::: Records to process

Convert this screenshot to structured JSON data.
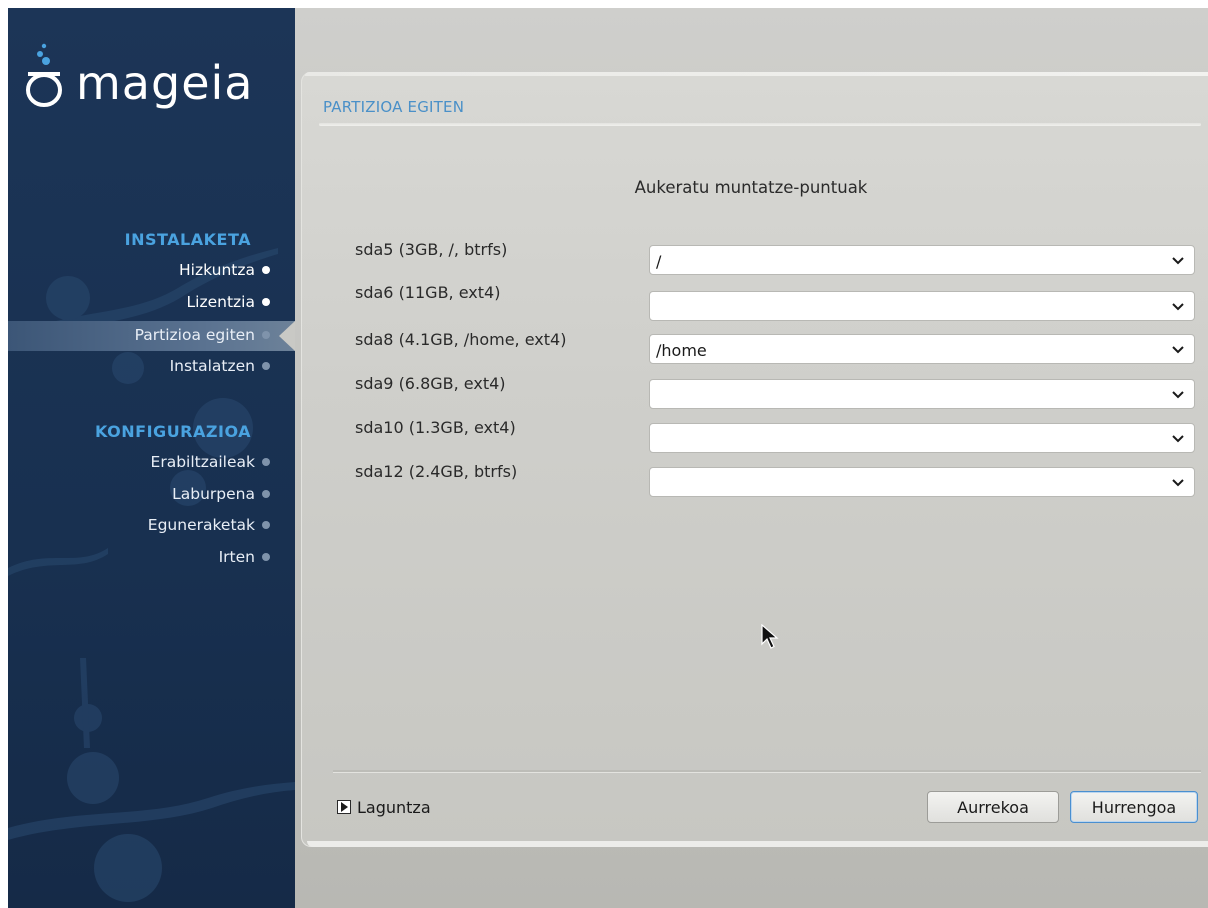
{
  "app": {
    "logo_text": "mageia"
  },
  "sidebar": {
    "sections": [
      {
        "title": "INSTALAKETA",
        "items": [
          {
            "label": "Hizkuntza",
            "state": "done"
          },
          {
            "label": "Lizentzia",
            "state": "done"
          },
          {
            "label": "Partizioa egiten",
            "state": "active"
          },
          {
            "label": "Instalatzen",
            "state": "pending"
          }
        ]
      },
      {
        "title": "KONFIGURAZIOA",
        "items": [
          {
            "label": "Erabiltzaileak",
            "state": "pending"
          },
          {
            "label": "Laburpena",
            "state": "pending"
          },
          {
            "label": "Eguneraketak",
            "state": "pending"
          },
          {
            "label": "Irten",
            "state": "pending"
          }
        ]
      }
    ]
  },
  "main": {
    "step_title": "PARTIZIOA EGITEN",
    "heading": "Aukeratu muntatze-puntuak",
    "rows": [
      {
        "label": "sda5 (3GB, /, btrfs)",
        "value": "/"
      },
      {
        "label": "sda6 (11GB, ext4)",
        "value": ""
      },
      {
        "label": "sda8 (4.1GB, /home, ext4)",
        "value": "/home"
      },
      {
        "label": "sda9 (6.8GB, ext4)",
        "value": ""
      },
      {
        "label": "sda10 (1.3GB, ext4)",
        "value": ""
      },
      {
        "label": "sda12 (2.4GB, btrfs)",
        "value": ""
      }
    ],
    "help_label": "Laguntza",
    "prev_label": "Aurrekoa",
    "next_label": "Hurrengoa"
  },
  "colors": {
    "sidebar_bg": "#1c3557",
    "section_title": "#4aa3e0",
    "step_title": "#4a90c8",
    "next_button_border": "#4a8fd0"
  },
  "icons": {
    "logo": "mageia-cauldron-icon",
    "combo": "chevron-down-icon",
    "help": "expander-triangle-icon",
    "cursor": "mouse-pointer-icon"
  }
}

::::::

* What is needed
Write out the records above exactly as they stand, leaving out every picture.

* Task result
Convert this screenshot to structured JSON data.
{
  "app": {
    "logo_text": "mageia"
  },
  "sidebar": {
    "sections": [
      {
        "title": "INSTALAKETA",
        "items": [
          {
            "label": "Hizkuntza",
            "state": "done"
          },
          {
            "label": "Lizentzia",
            "state": "done"
          },
          {
            "label": "Partizioa egiten",
            "state": "active"
          },
          {
            "label": "Instalatzen",
            "state": "pending"
          }
        ]
      },
      {
        "title": "KONFIGURAZIOA",
        "items": [
          {
            "label": "Erabiltzaileak",
            "state": "pending"
          },
          {
            "label": "Laburpena",
            "state": "pending"
          },
          {
            "label": "Eguneraketak",
            "state": "pending"
          },
          {
            "label": "Irten",
            "state": "pending"
          }
        ]
      }
    ]
  },
  "main": {
    "step_title": "PARTIZIOA EGITEN",
    "heading": "Aukeratu muntatze-puntuak",
    "rows": [
      {
        "label": "sda5 (3GB, /, btrfs)",
        "value": "/"
      },
      {
        "label": "sda6 (11GB, ext4)",
        "value": ""
      },
      {
        "label": "sda8 (4.1GB, /home, ext4)",
        "value": "/home"
      },
      {
        "label": "sda9 (6.8GB, ext4)",
        "value": ""
      },
      {
        "label": "sda10 (1.3GB, ext4)",
        "value": ""
      },
      {
        "label": "sda12 (2.4GB, btrfs)",
        "value": ""
      }
    ],
    "help_label": "Laguntza",
    "prev_label": "Aurrekoa",
    "next_label": "Hurrengoa"
  },
  "colors": {
    "sidebar_bg": "#1c3557",
    "section_title": "#4aa3e0",
    "step_title": "#4a90c8",
    "next_button_border": "#4a8fd0"
  },
  "icons": {
    "logo": "mageia-cauldron-icon",
    "combo": "chevron-down-icon",
    "help": "expander-triangle-icon",
    "cursor": "mouse-pointer-icon"
  }
}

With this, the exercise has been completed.